Records that describe figures
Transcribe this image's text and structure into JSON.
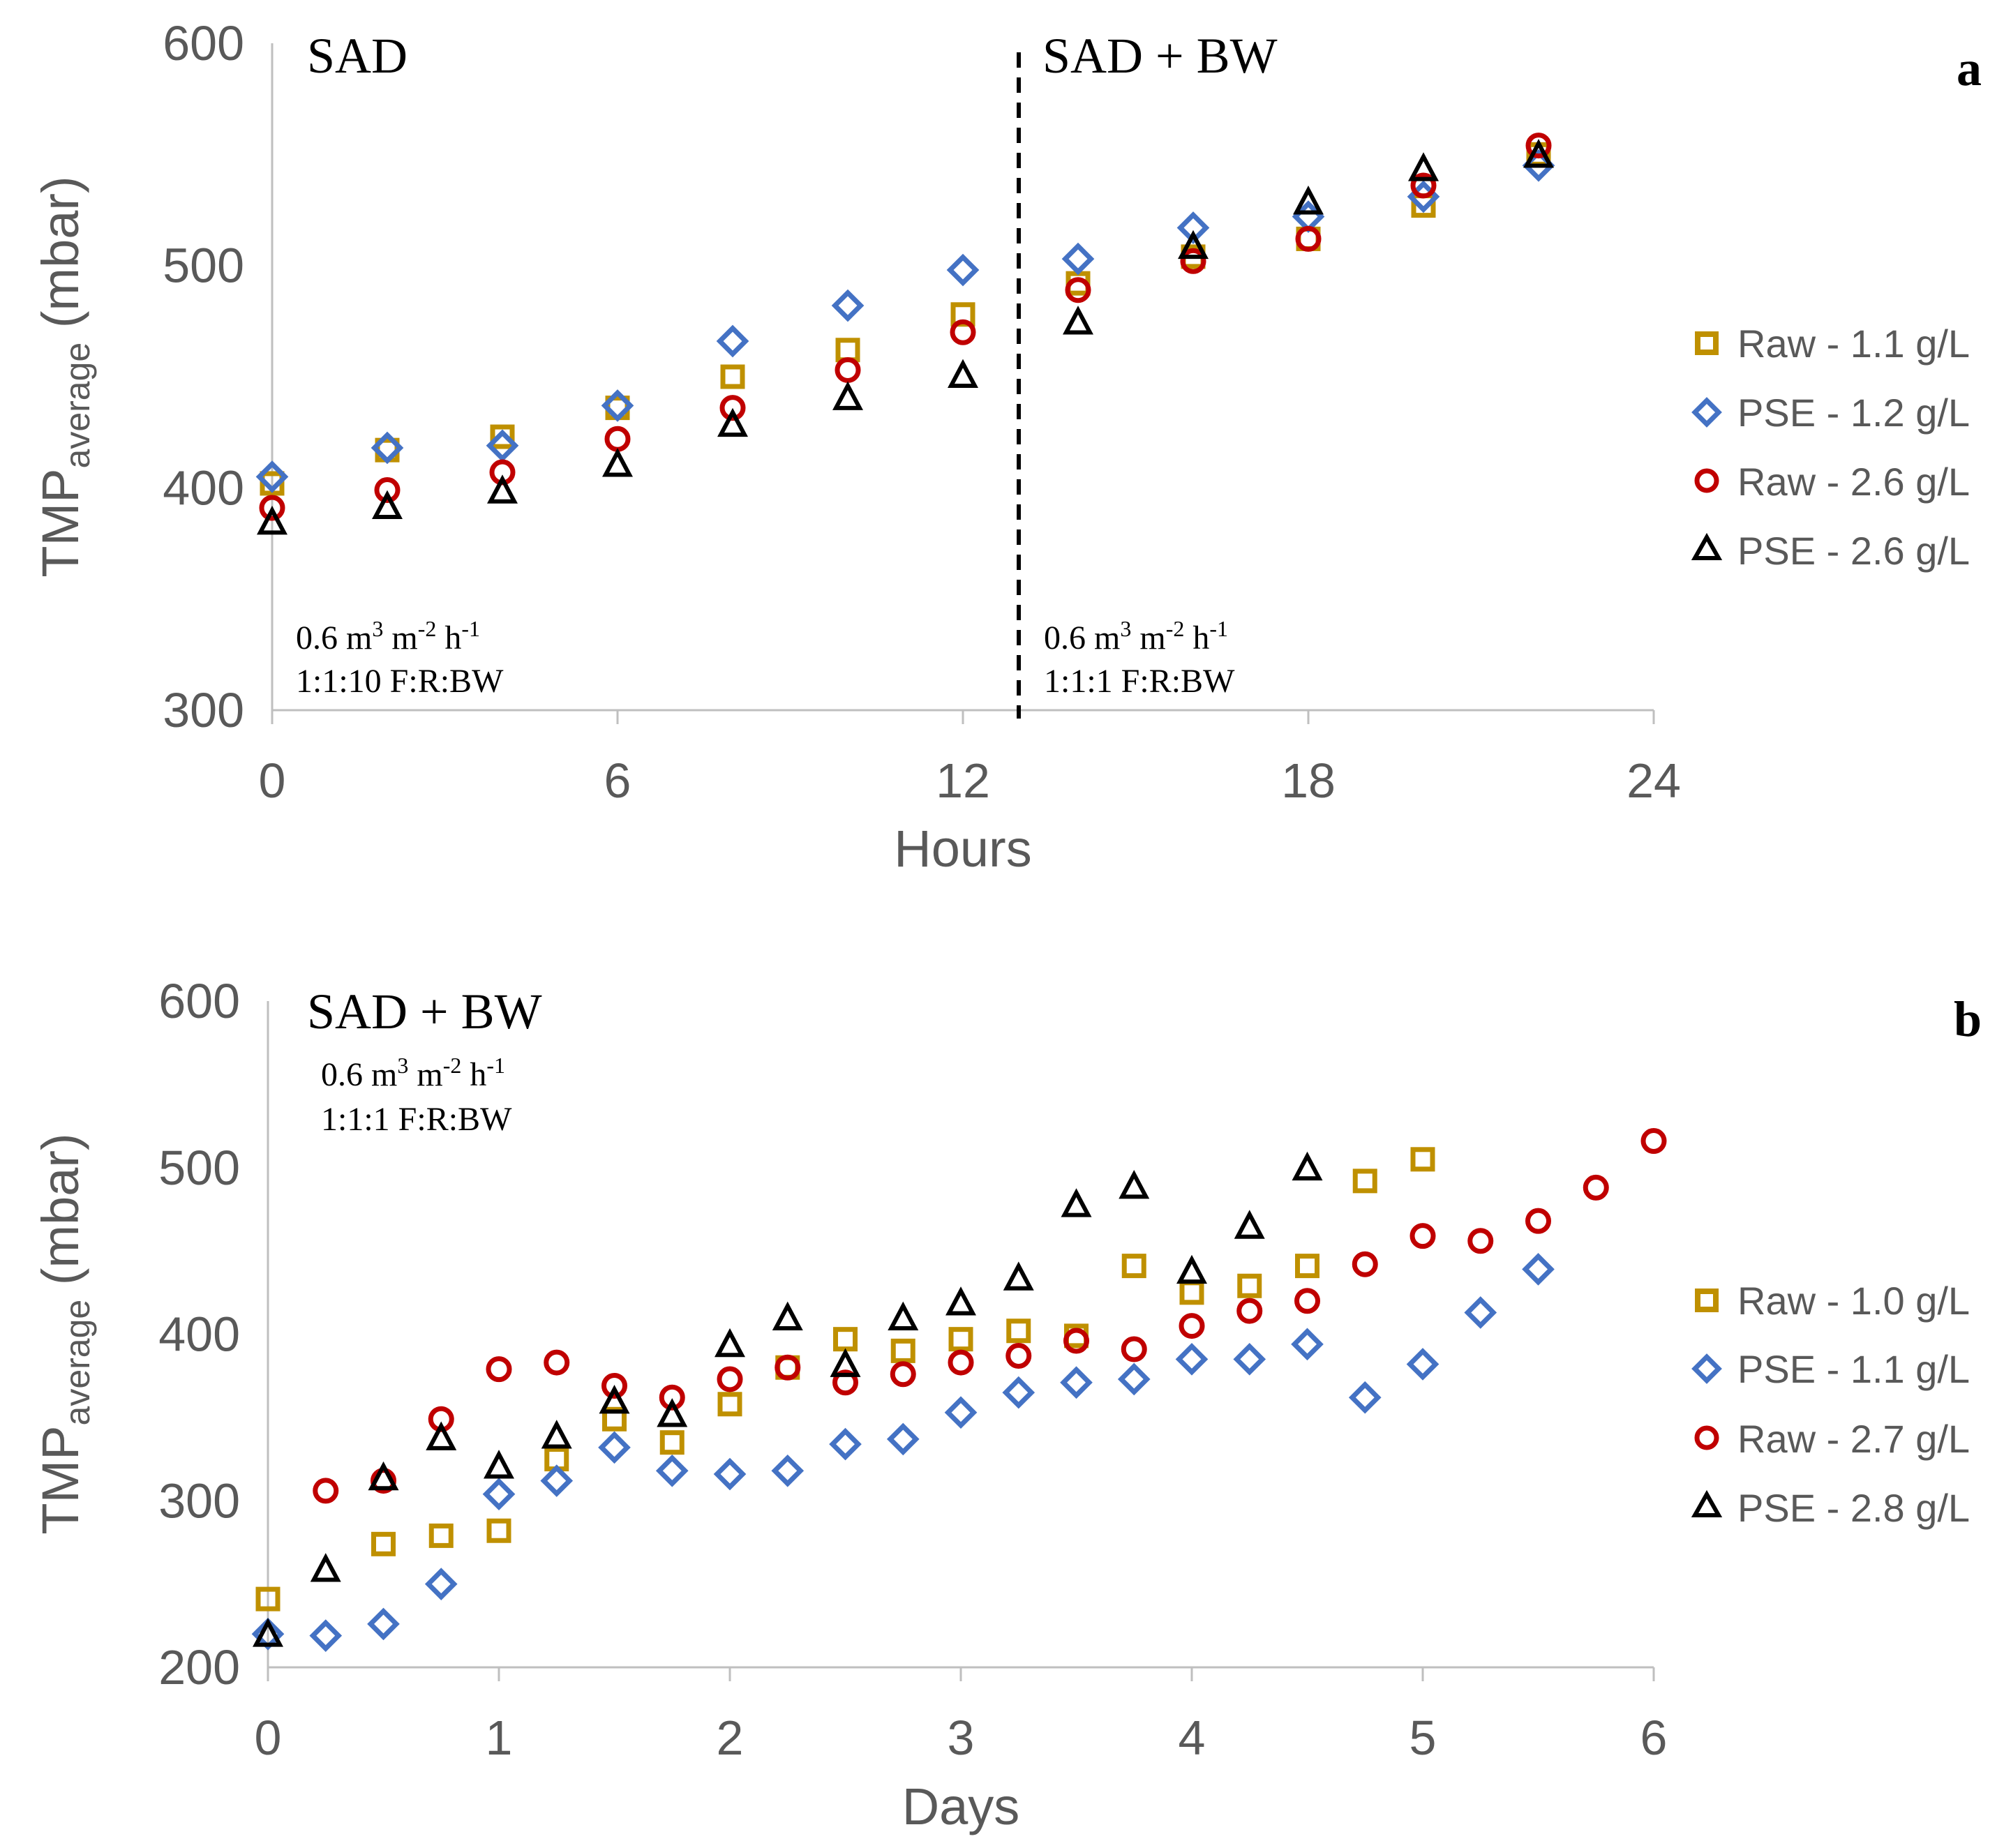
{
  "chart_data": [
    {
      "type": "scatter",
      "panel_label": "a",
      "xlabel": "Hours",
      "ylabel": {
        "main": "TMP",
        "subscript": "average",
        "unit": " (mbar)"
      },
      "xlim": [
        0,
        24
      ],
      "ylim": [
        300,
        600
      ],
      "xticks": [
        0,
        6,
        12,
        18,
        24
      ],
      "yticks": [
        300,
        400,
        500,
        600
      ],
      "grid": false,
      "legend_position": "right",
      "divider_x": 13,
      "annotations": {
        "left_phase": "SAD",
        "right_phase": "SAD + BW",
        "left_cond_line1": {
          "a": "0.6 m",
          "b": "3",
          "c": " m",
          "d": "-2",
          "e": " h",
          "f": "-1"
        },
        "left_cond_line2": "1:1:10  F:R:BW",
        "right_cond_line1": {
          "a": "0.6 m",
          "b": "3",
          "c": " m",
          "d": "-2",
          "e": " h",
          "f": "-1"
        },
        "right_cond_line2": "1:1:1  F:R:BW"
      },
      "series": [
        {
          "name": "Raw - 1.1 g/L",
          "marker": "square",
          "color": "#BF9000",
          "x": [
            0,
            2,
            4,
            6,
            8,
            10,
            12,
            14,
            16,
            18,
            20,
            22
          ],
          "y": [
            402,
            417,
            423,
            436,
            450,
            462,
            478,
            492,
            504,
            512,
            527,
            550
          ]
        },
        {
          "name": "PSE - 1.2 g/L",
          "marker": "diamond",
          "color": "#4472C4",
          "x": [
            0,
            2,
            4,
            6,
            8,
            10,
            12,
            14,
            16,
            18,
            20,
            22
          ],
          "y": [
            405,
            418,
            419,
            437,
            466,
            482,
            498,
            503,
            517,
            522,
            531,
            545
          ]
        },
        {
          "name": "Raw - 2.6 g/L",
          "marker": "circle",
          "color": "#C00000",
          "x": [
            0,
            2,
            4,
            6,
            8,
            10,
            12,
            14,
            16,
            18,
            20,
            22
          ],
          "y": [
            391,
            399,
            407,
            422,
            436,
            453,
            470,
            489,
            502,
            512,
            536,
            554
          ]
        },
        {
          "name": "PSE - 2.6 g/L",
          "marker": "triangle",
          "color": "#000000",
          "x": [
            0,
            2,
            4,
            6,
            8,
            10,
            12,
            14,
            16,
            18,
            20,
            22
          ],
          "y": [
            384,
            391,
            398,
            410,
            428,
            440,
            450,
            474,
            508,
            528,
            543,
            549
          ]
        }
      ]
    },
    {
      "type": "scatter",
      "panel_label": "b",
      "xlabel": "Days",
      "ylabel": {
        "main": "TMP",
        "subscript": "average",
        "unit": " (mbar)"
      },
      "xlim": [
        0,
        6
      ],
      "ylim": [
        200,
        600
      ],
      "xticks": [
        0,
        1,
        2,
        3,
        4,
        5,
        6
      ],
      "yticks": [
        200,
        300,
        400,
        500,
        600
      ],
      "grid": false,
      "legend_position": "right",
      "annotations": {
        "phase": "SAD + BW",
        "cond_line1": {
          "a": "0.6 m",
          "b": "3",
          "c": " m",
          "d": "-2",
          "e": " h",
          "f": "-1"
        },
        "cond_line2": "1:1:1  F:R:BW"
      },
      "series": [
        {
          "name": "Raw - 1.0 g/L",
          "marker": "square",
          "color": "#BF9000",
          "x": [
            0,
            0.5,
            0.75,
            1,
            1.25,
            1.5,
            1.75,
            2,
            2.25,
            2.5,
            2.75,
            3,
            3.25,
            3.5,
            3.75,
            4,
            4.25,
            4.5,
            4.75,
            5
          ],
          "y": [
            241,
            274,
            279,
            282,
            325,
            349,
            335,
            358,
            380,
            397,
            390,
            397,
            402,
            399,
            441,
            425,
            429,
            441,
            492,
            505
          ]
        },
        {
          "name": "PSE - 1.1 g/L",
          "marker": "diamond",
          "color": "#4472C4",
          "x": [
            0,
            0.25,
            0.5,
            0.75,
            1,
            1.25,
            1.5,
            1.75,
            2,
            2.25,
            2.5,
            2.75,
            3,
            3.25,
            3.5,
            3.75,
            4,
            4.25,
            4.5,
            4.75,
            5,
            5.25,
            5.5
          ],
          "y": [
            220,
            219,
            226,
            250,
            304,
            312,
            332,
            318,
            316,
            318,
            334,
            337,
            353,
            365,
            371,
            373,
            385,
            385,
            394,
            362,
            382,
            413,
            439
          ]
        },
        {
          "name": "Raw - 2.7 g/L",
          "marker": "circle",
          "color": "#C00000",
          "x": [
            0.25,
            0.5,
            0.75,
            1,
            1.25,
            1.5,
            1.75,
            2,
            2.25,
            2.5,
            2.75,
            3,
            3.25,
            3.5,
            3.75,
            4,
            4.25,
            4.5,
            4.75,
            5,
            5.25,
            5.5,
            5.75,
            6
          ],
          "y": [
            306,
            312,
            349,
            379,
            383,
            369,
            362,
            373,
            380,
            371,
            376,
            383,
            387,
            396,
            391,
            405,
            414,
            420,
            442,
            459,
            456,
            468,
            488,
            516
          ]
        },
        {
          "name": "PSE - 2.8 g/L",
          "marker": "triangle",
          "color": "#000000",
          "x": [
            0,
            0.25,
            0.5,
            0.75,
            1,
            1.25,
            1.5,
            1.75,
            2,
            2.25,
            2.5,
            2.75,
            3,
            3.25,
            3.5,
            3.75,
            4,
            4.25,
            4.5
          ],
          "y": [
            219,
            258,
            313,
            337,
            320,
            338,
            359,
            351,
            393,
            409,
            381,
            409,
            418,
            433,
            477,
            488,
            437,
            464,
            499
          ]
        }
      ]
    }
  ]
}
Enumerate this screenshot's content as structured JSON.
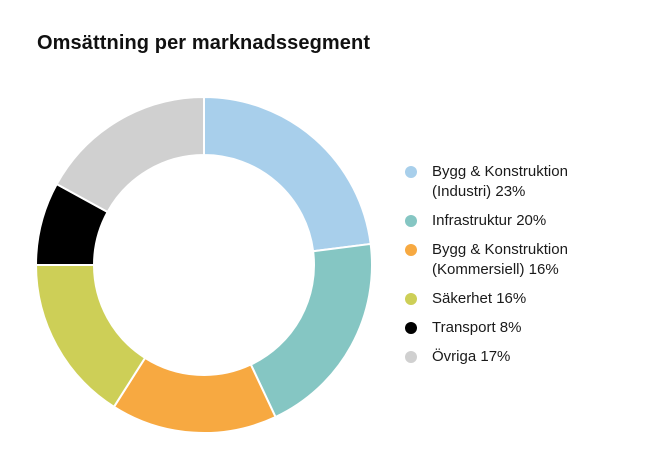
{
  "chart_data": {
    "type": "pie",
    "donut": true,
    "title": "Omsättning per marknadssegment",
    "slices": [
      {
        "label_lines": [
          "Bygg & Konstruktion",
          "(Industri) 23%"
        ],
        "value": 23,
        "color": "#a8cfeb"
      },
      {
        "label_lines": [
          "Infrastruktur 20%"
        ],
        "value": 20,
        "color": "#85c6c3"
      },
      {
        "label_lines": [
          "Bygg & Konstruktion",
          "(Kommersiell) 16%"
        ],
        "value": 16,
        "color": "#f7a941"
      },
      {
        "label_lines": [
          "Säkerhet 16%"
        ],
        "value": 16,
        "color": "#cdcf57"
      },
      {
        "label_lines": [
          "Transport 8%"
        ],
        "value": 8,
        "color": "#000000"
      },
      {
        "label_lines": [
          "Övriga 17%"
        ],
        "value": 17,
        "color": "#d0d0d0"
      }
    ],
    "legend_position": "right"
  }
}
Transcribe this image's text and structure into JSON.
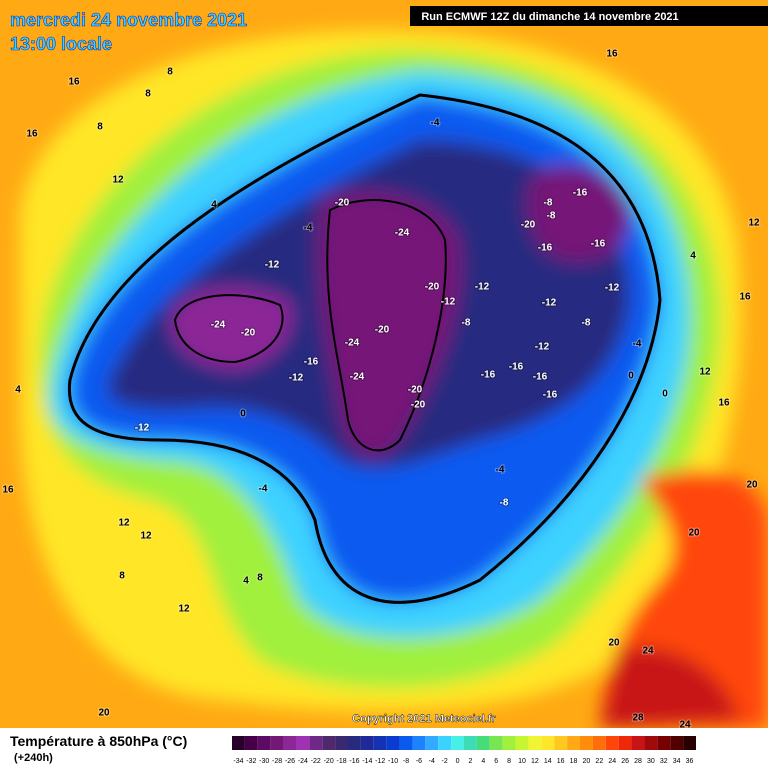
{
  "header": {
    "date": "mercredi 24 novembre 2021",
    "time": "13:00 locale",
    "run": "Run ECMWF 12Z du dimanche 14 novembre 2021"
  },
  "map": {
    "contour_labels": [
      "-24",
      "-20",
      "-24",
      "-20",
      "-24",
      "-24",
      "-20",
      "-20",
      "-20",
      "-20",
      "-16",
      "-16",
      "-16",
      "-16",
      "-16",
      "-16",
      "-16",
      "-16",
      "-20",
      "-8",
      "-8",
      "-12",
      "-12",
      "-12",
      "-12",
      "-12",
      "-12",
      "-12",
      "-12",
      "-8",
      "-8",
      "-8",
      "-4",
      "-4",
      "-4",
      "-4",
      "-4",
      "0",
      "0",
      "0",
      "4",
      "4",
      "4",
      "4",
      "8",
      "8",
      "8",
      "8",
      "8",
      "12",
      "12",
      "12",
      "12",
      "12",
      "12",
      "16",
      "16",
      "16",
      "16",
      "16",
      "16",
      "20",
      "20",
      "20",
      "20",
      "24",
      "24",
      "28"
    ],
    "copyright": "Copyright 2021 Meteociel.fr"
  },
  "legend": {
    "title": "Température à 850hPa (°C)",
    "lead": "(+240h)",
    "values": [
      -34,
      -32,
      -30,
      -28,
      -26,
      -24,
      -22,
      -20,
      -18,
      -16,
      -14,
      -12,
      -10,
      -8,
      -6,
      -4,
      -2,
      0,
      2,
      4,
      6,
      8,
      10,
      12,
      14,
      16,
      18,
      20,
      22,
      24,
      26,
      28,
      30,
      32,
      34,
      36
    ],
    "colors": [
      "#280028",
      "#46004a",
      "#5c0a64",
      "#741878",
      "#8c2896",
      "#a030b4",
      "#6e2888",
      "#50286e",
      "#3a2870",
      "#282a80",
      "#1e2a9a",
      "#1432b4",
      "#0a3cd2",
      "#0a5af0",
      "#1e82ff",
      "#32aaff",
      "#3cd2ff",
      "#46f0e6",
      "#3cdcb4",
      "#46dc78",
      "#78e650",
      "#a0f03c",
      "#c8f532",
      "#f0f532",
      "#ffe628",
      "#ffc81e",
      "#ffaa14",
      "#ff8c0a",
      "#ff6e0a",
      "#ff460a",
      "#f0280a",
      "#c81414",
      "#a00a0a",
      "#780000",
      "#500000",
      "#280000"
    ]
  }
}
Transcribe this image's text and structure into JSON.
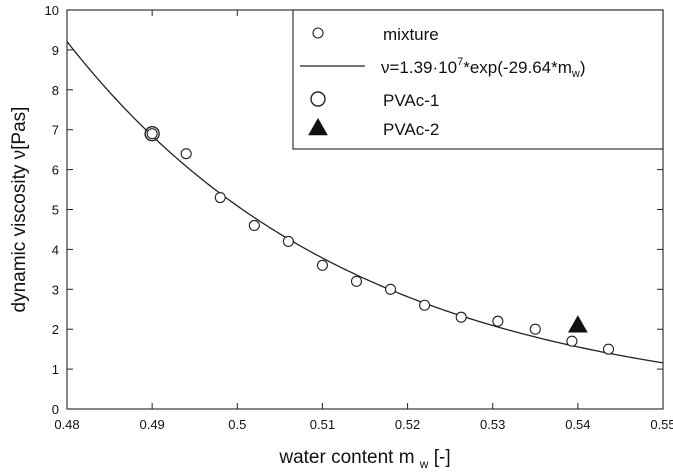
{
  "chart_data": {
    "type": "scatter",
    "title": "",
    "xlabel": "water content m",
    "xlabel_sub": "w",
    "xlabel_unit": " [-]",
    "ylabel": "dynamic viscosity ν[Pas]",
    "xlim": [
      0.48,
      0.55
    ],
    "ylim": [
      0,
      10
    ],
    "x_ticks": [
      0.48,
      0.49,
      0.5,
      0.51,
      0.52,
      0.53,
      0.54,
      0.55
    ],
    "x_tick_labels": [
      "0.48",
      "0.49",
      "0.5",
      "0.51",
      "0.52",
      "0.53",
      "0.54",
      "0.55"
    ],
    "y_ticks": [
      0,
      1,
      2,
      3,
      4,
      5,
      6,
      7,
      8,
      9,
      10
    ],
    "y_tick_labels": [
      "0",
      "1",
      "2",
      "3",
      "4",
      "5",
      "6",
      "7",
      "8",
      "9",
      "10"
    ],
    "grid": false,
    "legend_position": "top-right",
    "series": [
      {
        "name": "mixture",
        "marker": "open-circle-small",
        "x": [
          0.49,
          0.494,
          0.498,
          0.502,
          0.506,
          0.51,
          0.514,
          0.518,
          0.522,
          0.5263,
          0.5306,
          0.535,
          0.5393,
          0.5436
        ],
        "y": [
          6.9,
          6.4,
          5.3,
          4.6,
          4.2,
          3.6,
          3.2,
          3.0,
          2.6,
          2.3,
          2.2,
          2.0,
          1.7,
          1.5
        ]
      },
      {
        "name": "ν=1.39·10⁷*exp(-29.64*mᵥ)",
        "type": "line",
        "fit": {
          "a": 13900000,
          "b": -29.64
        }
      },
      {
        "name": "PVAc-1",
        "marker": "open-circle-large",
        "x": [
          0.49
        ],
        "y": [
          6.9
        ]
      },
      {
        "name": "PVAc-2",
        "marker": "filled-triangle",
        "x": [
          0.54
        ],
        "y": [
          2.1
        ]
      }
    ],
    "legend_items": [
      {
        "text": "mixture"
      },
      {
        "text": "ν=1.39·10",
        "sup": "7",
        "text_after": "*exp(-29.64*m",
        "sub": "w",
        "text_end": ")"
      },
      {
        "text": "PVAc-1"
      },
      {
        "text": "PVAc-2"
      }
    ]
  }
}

## What you should do
Look through the listing above. Pick out each line with "circle" and copy it.

## Result of this exercise
          "marker": "circle",
          "marker": "circle",
        "marker": "open-circle-small",
        "marker": "open-circle-large",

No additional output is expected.